## SHORT PROBLEM
Lines that hold the word "square" should be located and copied.
——
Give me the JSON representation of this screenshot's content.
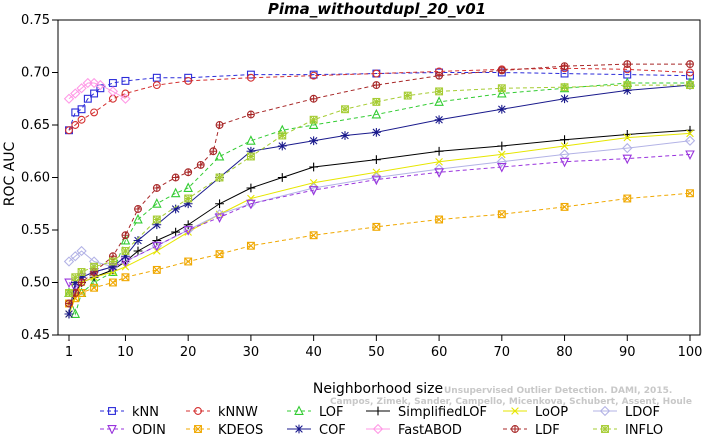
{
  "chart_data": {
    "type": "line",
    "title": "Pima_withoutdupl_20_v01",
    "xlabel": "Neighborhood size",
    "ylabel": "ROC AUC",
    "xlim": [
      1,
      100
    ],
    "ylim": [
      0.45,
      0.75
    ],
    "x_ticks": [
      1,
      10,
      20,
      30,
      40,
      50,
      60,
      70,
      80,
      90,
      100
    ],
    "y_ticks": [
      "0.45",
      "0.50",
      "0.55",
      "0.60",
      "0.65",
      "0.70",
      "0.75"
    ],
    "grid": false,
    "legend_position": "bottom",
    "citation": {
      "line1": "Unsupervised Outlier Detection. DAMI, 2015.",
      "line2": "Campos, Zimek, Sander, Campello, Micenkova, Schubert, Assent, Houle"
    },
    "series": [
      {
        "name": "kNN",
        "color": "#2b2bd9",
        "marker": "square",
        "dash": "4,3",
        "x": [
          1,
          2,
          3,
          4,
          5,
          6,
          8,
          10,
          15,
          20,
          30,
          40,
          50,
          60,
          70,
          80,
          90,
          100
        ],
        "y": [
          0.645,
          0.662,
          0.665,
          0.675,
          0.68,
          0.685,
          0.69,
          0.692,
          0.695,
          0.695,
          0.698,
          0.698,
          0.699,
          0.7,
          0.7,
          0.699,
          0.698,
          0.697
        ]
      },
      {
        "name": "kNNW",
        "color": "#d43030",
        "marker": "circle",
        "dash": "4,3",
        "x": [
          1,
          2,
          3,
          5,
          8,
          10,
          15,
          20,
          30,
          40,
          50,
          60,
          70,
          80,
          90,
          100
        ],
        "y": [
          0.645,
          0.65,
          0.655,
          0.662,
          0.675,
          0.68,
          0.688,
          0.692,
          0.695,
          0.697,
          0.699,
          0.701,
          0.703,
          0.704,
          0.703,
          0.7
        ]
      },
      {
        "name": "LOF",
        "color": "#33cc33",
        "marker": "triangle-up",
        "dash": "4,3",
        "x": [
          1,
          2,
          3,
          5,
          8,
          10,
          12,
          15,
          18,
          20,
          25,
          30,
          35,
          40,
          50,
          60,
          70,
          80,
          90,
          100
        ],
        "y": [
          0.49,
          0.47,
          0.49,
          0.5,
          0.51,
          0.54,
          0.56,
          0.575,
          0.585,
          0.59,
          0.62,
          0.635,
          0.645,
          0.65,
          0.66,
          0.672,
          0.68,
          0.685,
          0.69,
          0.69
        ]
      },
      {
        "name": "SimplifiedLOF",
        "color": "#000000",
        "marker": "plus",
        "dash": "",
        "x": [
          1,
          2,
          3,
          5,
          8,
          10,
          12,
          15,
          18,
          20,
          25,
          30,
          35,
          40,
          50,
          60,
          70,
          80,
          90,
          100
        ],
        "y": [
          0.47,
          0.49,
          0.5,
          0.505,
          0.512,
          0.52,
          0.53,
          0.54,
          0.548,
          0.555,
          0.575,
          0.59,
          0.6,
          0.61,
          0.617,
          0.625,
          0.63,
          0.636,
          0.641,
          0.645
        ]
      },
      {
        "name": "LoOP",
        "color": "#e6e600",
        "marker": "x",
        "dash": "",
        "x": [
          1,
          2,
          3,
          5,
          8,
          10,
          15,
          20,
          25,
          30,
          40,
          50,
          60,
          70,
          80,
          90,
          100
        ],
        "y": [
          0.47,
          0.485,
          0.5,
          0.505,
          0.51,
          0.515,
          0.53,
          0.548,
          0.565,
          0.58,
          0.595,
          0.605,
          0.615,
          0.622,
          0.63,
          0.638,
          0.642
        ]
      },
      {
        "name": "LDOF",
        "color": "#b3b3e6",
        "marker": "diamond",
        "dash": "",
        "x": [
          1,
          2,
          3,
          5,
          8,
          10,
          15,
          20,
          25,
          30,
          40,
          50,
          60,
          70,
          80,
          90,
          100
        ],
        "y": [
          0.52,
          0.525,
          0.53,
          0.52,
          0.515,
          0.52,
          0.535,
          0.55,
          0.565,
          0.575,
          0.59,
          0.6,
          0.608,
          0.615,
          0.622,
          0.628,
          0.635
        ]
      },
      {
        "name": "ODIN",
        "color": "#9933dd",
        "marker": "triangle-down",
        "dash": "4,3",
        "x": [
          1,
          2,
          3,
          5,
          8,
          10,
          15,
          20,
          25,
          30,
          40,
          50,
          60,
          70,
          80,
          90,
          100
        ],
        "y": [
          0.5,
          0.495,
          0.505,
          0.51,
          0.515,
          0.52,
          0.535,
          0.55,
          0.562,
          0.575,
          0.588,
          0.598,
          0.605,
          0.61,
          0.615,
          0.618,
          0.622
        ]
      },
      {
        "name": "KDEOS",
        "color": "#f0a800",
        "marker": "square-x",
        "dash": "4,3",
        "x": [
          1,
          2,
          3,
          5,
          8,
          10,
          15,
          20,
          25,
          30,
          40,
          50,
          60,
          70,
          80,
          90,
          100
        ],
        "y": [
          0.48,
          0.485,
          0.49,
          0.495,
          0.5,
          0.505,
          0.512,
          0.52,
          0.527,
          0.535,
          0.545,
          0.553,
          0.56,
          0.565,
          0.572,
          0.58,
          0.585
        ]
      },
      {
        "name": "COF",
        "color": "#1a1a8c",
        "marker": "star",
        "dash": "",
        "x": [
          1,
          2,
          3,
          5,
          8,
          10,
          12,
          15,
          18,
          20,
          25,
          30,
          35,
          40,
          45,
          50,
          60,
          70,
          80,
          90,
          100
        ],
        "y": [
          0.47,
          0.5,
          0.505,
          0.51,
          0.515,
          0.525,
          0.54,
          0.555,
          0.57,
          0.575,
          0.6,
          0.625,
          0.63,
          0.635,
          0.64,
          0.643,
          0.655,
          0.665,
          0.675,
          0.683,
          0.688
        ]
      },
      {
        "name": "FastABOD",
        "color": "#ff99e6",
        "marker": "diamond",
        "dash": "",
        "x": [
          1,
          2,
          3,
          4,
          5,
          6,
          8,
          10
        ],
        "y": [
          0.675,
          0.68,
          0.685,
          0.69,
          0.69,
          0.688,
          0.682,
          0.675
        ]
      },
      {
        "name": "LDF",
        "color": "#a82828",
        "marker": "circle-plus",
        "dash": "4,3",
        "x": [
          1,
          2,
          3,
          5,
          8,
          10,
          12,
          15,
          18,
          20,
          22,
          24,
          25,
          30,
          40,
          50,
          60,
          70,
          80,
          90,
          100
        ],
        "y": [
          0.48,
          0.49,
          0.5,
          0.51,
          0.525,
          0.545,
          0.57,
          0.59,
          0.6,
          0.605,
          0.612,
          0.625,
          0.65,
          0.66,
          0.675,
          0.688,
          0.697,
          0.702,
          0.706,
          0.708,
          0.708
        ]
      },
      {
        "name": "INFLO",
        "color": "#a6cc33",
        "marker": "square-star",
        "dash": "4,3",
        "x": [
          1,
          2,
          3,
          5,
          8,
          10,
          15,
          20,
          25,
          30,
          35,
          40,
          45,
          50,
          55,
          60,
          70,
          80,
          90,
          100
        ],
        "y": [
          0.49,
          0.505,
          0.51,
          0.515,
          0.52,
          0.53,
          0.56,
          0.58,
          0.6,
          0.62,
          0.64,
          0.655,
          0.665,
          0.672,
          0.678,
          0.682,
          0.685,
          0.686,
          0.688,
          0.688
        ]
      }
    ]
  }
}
——
## FINAL RESULT
        "marker": "square",
        "marker": "square-x",
        "marker": "square-star",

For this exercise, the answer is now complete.